## Goal
Output every line below without omitting or altering anything.
>> begin Data for this task
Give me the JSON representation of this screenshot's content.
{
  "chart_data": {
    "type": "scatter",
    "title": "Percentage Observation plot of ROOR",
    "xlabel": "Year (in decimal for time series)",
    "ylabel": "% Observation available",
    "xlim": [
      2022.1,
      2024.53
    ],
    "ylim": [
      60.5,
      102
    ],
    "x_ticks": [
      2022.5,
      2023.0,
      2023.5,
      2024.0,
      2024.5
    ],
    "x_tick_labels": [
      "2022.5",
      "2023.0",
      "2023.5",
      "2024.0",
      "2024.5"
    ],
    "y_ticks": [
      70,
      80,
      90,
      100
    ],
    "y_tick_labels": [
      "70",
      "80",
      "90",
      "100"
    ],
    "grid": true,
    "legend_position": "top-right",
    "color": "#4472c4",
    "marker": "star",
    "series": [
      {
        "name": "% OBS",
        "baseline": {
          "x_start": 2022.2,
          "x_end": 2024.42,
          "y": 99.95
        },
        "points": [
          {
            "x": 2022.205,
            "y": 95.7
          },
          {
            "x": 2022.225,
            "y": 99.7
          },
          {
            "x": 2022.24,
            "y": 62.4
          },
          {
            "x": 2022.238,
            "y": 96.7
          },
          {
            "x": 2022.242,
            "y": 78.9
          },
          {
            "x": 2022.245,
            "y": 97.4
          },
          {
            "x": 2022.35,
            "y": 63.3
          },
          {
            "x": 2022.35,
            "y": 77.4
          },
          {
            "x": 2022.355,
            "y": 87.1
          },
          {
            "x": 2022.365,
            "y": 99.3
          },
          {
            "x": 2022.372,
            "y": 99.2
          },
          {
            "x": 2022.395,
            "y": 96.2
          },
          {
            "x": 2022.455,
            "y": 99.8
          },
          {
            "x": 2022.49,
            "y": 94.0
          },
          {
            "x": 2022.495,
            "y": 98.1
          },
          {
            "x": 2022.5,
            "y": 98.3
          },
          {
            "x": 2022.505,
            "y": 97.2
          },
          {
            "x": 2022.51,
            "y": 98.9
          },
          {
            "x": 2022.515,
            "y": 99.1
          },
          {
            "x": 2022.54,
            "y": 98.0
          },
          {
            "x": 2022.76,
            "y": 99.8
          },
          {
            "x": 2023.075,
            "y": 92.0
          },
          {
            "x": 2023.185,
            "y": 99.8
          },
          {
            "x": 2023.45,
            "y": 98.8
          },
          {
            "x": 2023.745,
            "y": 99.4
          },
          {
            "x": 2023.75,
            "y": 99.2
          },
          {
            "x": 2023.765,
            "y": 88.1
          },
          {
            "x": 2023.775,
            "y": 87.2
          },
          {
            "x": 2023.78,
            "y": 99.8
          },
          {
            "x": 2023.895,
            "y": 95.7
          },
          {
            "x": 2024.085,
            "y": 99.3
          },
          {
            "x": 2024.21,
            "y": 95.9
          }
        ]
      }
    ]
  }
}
>> end Data for this task
## Written response
Give me the JSON representation of this screenshot's content.
{
  "chart_data": {
    "type": "scatter",
    "title": "Percentage Observation plot of ROOR",
    "xlabel": "Year (in decimal for time series)",
    "ylabel": "% Observation available",
    "xlim": [
      2022.1,
      2024.53
    ],
    "ylim": [
      60.5,
      102
    ],
    "x_ticks": [
      2022.5,
      2023.0,
      2023.5,
      2024.0,
      2024.5
    ],
    "x_tick_labels": [
      "2022.5",
      "2023.0",
      "2023.5",
      "2024.0",
      "2024.5"
    ],
    "y_ticks": [
      70,
      80,
      90,
      100
    ],
    "y_tick_labels": [
      "70",
      "80",
      "90",
      "100"
    ],
    "grid": true,
    "legend_position": "top-right",
    "color": "#4472c4",
    "marker": "star",
    "series": [
      {
        "name": "% OBS",
        "baseline": {
          "x_start": 2022.2,
          "x_end": 2024.42,
          "y": 99.95
        },
        "points": [
          {
            "x": 2022.205,
            "y": 95.7
          },
          {
            "x": 2022.225,
            "y": 99.7
          },
          {
            "x": 2022.24,
            "y": 62.4
          },
          {
            "x": 2022.238,
            "y": 96.7
          },
          {
            "x": 2022.242,
            "y": 78.9
          },
          {
            "x": 2022.245,
            "y": 97.4
          },
          {
            "x": 2022.35,
            "y": 63.3
          },
          {
            "x": 2022.35,
            "y": 77.4
          },
          {
            "x": 2022.355,
            "y": 87.1
          },
          {
            "x": 2022.365,
            "y": 99.3
          },
          {
            "x": 2022.372,
            "y": 99.2
          },
          {
            "x": 2022.395,
            "y": 96.2
          },
          {
            "x": 2022.455,
            "y": 99.8
          },
          {
            "x": 2022.49,
            "y": 94.0
          },
          {
            "x": 2022.495,
            "y": 98.1
          },
          {
            "x": 2022.5,
            "y": 98.3
          },
          {
            "x": 2022.505,
            "y": 97.2
          },
          {
            "x": 2022.51,
            "y": 98.9
          },
          {
            "x": 2022.515,
            "y": 99.1
          },
          {
            "x": 2022.54,
            "y": 98.0
          },
          {
            "x": 2022.76,
            "y": 99.8
          },
          {
            "x": 2023.075,
            "y": 92.0
          },
          {
            "x": 2023.185,
            "y": 99.8
          },
          {
            "x": 2023.45,
            "y": 98.8
          },
          {
            "x": 2023.745,
            "y": 99.4
          },
          {
            "x": 2023.75,
            "y": 99.2
          },
          {
            "x": 2023.765,
            "y": 88.1
          },
          {
            "x": 2023.775,
            "y": 87.2
          },
          {
            "x": 2023.78,
            "y": 99.8
          },
          {
            "x": 2023.895,
            "y": 95.7
          },
          {
            "x": 2024.085,
            "y": 99.3
          },
          {
            "x": 2024.21,
            "y": 95.9
          }
        ]
      }
    ]
  }
}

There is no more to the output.